> _WRITTEN PROBLEM_
Say the number of lines containing the string "ASSY", and say nothing else.

Rows from a dataset:
>> start

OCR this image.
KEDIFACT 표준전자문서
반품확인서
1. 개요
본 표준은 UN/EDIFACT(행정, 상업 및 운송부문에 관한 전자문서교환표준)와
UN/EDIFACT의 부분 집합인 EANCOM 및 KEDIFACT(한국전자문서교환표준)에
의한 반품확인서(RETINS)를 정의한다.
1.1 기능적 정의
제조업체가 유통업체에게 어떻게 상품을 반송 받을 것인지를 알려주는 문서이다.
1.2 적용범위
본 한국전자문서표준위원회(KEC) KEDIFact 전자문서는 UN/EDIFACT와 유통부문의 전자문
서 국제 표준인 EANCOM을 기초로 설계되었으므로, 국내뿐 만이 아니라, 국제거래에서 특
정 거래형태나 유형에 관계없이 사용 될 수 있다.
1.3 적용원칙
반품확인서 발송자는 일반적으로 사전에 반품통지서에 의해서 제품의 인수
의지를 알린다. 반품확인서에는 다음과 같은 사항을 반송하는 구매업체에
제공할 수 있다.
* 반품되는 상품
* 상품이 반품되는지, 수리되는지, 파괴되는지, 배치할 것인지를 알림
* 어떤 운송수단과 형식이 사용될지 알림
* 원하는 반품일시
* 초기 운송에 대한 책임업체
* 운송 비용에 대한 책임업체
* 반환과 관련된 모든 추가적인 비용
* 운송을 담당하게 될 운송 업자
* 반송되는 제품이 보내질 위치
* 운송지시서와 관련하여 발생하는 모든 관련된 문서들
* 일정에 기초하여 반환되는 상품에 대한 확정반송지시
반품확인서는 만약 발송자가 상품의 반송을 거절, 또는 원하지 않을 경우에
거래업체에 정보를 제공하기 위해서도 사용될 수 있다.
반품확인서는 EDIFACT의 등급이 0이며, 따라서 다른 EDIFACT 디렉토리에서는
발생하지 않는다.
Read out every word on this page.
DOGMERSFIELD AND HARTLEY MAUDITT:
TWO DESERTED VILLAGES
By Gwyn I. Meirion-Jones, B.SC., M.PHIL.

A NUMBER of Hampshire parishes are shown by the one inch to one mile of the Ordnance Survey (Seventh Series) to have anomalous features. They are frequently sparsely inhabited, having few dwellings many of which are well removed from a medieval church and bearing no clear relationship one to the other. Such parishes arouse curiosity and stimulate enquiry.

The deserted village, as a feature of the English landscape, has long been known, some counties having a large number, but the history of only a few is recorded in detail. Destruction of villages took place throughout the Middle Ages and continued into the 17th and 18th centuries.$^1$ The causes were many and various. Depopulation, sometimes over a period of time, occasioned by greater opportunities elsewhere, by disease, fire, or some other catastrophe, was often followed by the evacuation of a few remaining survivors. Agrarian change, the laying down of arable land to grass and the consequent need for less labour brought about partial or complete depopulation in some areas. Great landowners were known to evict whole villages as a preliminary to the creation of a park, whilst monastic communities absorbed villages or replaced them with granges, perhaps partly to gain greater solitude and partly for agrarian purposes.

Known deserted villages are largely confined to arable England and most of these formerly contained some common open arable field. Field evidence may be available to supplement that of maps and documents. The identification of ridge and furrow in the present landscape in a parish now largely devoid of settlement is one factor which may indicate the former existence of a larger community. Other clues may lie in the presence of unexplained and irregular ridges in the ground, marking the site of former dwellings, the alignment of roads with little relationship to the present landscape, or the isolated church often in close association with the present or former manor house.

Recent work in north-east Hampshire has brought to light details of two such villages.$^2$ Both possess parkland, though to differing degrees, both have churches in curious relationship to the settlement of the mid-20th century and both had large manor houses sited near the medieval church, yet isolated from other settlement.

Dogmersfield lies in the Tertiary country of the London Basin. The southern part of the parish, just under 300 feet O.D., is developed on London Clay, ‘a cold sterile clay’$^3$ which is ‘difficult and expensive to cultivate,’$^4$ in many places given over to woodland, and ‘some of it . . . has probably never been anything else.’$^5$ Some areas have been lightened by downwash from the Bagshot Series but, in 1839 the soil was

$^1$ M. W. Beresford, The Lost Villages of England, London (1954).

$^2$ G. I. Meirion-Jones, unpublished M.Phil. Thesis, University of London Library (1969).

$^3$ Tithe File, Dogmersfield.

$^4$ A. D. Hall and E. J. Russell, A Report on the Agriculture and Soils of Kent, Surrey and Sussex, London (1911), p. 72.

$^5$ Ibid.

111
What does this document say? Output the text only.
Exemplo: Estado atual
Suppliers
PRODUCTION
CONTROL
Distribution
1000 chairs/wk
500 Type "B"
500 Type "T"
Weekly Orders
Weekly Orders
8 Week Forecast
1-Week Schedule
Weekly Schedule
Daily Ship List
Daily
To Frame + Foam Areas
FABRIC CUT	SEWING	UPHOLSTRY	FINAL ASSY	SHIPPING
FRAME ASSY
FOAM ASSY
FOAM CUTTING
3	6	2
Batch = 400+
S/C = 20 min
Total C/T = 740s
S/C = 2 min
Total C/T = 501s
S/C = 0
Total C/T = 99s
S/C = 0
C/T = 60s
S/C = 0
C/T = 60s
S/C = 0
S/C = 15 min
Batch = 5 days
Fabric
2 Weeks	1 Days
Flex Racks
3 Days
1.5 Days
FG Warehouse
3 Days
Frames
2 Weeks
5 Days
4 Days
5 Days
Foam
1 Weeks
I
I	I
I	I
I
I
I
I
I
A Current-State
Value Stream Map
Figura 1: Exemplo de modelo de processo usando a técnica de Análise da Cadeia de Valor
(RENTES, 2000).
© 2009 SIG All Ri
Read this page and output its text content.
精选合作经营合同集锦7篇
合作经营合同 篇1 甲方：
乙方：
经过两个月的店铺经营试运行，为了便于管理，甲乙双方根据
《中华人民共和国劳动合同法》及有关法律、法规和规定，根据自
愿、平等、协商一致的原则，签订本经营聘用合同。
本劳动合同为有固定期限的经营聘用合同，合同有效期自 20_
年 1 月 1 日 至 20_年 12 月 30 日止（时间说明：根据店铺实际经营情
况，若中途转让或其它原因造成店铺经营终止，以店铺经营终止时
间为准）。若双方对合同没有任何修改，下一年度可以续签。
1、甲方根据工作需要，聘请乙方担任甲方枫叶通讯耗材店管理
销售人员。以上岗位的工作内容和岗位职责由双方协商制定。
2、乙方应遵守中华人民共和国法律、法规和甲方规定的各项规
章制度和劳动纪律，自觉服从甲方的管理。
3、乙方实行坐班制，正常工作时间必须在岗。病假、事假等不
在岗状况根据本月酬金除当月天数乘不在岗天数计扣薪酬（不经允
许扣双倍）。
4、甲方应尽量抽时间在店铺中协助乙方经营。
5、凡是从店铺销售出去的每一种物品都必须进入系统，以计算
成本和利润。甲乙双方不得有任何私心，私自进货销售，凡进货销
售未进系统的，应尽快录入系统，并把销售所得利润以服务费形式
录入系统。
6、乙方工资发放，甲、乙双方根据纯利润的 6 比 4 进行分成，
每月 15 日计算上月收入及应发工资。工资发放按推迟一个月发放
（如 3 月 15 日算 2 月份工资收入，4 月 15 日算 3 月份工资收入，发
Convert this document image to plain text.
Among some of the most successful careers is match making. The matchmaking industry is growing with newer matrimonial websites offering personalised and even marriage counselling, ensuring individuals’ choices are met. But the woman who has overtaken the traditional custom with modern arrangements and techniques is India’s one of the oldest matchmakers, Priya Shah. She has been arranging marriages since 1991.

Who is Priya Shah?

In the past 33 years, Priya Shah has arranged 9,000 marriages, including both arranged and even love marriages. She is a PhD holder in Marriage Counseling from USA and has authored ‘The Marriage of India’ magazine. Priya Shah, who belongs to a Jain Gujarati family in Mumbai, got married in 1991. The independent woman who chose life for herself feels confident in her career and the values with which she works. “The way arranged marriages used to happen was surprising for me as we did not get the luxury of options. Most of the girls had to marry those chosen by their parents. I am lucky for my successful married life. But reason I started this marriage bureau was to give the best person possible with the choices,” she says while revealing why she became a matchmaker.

>> end

> _RESULT OF THIS EXERCISE_
3